▸ PAGE EXCERPT:
######

God on a Woman’s Terms

For most of us, the word “sacred” conjures some thought of God.

Perhaps you associate this with a positive set of adjectives, ideas, beliefs, experiences, and memories.

Perhaps not.

  • Perhaps your experience or understanding of God is one you’ve worked hard to redefine and redeem (on your own terms).
  • Perhaps you’ve walked away from all you were taught and have chosen to not reconstruct anything in its place.
  • Perhaps you’ve never learned of God in any formal way, but have always known that some greater power or force or energy existed; you just knew, no one had to tell you.
  • Perhaps you’ve known God by another name, by many names.

Whichever “perhaps” is yours or combination thereof, we can agree that it’s a complicated word, a complicated concept, and highly diverse.

As I grew up, in the way that I grew up, a diversity of understanding or experience was suspect. There was only one God and only one way in which “He” was to be understood and all others were misguided, at best, dangerous, at worst. We could only hope and pray that any who followed anything (or anyone) other would someday find their way to the truth.

As I grew up, my understanding of God changed. It continues to – for which I am profoundly grateful. The sacred (on my terms) is hardly static, but ever-evolving, ever-shifting, ever-growing, ever-transforming itself…and me.

  • My grown-up understanding of God allows, welcomes, and encourages a diversity of experience, naming, theology, and expression.
  • My grown up understanding of God recognizes that any attempt to define the Divine is mere folly and in and of itself delimits the very God I might try to comprehend.
  • My grown-up understanding of God encourages any form and comprehension of such because it realizes that if God is real, if God exists, if God actually is, then God’s very self is quite capable of managing a myriad of forms, thank you very much, and hardly needs my opinion or dogmatic stance.
  • My grown up understanding of God has let go of a Deity that deals in judgment, retribution, or shame.
  • My grown-up understanding of God realizes increasingly that God cannot be understood at all, only experienced, trusted, believed in, doubted, denied, and sometimes all of the above simultaneously!
  • And my grown-up understanding of God doesn’t have to be anything like yours.

I ran a quick search on Amazon in the “books” category with the word God. 481,502 entries exist – which is just the tip of the iceberg, given that the number is merely reflective of those with “God” in the title. I point this out because what I have articulated above is hardly exhaustive, hardly conclusive, hardly anything at all in the context of the Divine. As it should be.

Defining God is a paradox.

Any God worth believing in far-exceeds definition. So I prefer to remain confused, lost in mystery, ever-asking questions, pushing boundaries, risking sacrilege (which I don’t actually worry about at all), being dangerous (which I am completely fine with), and leaning- leaning-leaning into my desire.

Because the God I want to believe in is the God who believes in me. And when I encounter that God, I have come full circle – back to the myself which, if you’ve been following along, is the sacred.

Believe me: your experience and expression of the sacred on your own terms will be profoundly enhanced and exponentially more expansive when you decide for you what, how, and even who the Divine is – and isn’t.

The decision is yours. The choice is yours. And you can change your mind as you wish. You have permission!

So…do exactly this!

######

▸ EXERCISE INSTRUCTIONS:
• A. Rewrite the essay on God from "God on a Woman’s" to "to tell you.", putting "holy" in place of "sacred".
• B. Write what comes next in the essay on God, picking up after its last sentence.
The lines after this essay on God are unrelated to it.

▸ DATA LINES:

######

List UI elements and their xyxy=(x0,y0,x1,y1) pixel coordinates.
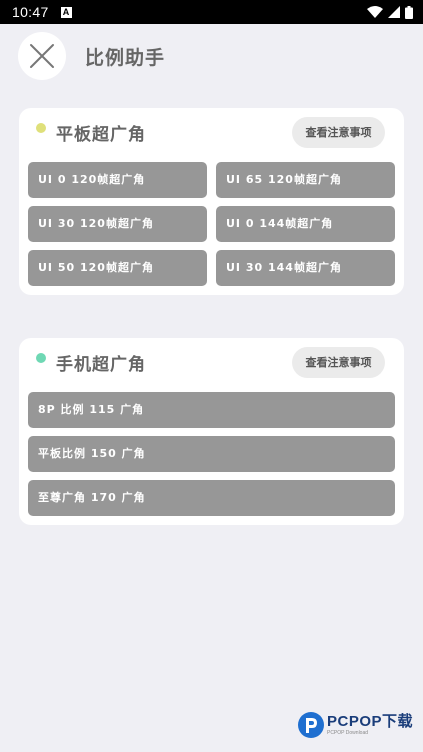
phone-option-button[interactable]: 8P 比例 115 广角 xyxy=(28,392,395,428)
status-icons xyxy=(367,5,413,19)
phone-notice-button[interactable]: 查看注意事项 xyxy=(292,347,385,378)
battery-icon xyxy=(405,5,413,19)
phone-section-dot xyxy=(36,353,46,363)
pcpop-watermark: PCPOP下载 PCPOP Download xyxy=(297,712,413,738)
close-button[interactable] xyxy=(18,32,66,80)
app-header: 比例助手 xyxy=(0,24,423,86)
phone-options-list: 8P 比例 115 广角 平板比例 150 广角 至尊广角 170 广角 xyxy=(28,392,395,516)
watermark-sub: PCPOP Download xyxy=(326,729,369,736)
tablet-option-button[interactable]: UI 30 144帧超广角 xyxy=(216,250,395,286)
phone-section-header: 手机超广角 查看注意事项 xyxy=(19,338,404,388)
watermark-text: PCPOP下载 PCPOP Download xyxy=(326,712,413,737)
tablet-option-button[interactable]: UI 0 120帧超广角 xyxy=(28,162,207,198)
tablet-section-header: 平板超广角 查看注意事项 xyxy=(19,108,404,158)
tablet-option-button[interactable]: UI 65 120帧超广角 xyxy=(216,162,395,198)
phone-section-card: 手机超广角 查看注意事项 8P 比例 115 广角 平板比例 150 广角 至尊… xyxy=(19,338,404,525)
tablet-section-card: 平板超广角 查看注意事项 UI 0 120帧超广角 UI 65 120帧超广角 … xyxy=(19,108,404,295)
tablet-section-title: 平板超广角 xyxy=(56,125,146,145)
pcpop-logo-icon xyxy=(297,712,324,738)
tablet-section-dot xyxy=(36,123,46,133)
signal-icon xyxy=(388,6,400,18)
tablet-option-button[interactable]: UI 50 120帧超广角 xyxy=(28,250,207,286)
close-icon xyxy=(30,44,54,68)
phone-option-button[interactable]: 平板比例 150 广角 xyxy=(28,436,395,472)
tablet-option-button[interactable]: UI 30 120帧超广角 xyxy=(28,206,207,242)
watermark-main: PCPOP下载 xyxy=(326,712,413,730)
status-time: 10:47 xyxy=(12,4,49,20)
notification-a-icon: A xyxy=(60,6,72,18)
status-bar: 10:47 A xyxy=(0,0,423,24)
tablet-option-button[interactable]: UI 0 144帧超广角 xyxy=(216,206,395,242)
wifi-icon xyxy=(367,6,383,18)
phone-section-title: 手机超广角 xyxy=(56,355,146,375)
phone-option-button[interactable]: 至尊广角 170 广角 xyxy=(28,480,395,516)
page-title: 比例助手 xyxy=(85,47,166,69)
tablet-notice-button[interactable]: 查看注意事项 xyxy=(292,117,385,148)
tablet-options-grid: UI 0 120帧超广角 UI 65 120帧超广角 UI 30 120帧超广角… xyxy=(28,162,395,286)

######

▸ RESULTS FOR EACH TASK:
• A.
God on a Woman’s Terms

For most of us, the word “holy” conjures some thought of God.

Perhaps you associate this with a positive set of adjectives, ideas, beliefs, experiences, and memories.

Perhaps not.

  • Perhaps your experience or understanding of God is one you’ve worked hard to redefine and redeem (on your own terms).
  • Perhaps you’ve walked away from all you were taught and have chosen to not reconstruct anything in its place.
  • Perhaps you’ve never learned of God in any formal way, but have always known that some greater power or force or energy existed; you just knew, no one had to tell you.

• B.
Carve out some time to create a couple of lists. No pressure. Nothing taxing or difficult or even required. Again, just curiosity and grace and kindness. On the first list write out everything that comes to mind when you hear the word God. No editing. No censoring. No holding back. On the second list write out every good quality, characteristic, and/or experience that you most deeply respect, even desire. Again, no holding back. Where do the two lists overlap? (It’s possible that your answer is “nowhere!”) Where do they diverge?

Now, consider a God who looks and feels far more like the second list than the first. If that list described God, what would your belief look like? What would your faith feel like? How would your trust be strengthened and made manifest? What would the sacred now mean? Who would you now be? Mmmmm. Exactly.

May you always remember the Beloved is your divine and sacred self. ~ Earthschool Harmony

My invitation and endless desire on your behalf:

Reclaim the sacred for yourself – on your own terms, in your own ways, through your own lens, on behalf of your own experience. Because you can. Because you must. Because the sacred is you, you know. The real, holy you. And you matter. A lot.

The Scaffolding Around My Heart

Today is Abby’s last day of high school.

I just finished packing her last school lunch – ever; my last school lunch – ever. So many mornings over so many years now complete. it’s a big deal. She was always the hard one to pack for, only liking certain things. Were the truth told, she’s probably
thrown more lunches away than eaten them. So much energy expended and angst expressed. Now done. Now over. Now finished.

I remember her labor and delivery. I consciously thought, “This will be the last time I ever do this.” As I nursed her I realized the same. Last Saturday’s prom, today’s school lunch, this Friday’s upcoming graduation: all markers of more ‘lasts’, of endings, of completion.

Yes, a summer awaits before college begins. Yes, more meals to prepare and cleaning to do and cash to hand over and crises to solve. But very little of all this remains when juxtaposed to the years of such. Now nearly over. Just…like…that.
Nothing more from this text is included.